··· Input for this task

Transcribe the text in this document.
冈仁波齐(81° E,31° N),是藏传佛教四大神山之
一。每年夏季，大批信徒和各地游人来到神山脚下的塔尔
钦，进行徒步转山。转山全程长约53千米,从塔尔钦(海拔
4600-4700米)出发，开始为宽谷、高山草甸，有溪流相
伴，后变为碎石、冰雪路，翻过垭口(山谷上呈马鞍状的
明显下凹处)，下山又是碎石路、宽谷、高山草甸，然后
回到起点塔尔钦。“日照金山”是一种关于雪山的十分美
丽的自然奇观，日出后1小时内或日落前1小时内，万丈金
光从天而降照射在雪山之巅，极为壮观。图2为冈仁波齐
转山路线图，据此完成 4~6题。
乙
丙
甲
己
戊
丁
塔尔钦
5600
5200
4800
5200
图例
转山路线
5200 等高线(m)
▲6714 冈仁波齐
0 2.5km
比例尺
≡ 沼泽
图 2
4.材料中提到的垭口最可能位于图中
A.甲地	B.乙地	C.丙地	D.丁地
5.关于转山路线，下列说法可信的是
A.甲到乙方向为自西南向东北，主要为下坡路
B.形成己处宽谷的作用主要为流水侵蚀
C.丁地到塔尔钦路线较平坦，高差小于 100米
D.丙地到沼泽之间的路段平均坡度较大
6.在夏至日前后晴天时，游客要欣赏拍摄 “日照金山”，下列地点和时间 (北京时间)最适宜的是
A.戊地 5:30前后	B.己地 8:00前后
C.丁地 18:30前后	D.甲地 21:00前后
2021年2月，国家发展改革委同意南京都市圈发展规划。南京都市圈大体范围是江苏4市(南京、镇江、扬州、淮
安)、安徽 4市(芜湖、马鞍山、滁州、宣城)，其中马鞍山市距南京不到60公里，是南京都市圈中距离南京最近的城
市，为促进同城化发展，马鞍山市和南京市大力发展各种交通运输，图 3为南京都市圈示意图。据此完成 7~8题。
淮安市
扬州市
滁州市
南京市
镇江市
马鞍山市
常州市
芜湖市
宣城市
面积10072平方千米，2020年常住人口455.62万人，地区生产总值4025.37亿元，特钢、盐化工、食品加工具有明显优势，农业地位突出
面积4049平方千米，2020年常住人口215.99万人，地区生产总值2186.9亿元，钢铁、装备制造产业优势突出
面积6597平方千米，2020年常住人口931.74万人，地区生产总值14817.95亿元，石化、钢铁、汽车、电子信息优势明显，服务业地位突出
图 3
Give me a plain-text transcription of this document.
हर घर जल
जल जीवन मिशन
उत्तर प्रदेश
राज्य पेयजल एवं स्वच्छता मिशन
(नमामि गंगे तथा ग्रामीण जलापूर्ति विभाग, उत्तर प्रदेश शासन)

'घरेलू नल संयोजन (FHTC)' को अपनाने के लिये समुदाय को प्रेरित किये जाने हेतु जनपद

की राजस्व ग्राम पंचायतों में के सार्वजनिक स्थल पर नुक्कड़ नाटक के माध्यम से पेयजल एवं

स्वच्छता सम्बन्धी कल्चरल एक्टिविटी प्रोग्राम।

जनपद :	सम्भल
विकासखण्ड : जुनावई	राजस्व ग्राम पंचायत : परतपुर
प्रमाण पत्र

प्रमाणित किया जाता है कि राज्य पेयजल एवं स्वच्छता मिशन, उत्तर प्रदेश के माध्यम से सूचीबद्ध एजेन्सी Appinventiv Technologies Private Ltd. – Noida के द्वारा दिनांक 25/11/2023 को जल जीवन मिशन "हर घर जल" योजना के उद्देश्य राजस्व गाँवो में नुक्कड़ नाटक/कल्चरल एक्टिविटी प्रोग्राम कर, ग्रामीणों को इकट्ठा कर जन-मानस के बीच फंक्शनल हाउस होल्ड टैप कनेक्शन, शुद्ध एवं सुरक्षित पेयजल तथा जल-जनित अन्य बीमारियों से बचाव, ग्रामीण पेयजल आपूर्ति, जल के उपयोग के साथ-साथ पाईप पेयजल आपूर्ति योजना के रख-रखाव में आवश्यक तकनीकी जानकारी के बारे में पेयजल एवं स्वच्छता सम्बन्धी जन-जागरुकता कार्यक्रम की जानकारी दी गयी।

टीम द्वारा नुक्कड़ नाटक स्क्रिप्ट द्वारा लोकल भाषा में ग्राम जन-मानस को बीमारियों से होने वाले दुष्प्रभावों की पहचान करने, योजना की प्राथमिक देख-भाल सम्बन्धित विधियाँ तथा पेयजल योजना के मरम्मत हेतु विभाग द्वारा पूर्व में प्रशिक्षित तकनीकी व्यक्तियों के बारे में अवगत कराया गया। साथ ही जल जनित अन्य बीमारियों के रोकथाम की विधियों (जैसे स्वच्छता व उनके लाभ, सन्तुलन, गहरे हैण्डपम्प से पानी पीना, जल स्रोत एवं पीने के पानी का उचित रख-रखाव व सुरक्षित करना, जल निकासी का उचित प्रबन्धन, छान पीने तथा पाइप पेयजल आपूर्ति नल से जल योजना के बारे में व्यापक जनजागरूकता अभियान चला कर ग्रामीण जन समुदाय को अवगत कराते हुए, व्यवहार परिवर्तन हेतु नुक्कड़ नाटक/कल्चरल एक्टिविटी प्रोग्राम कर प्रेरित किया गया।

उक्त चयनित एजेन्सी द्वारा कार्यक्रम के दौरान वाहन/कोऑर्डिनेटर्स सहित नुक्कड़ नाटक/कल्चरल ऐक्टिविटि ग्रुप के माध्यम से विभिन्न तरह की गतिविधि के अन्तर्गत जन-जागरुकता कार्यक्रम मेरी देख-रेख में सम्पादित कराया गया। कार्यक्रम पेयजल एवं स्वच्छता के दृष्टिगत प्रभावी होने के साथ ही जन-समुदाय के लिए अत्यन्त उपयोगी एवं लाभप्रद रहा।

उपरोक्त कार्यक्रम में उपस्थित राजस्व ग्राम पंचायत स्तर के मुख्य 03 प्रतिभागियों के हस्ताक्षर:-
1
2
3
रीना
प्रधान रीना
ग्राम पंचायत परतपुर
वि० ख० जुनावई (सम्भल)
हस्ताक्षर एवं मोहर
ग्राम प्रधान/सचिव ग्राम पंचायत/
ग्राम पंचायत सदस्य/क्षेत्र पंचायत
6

······

Give back only a number, the number of lines where the string "परतप" occurs.

2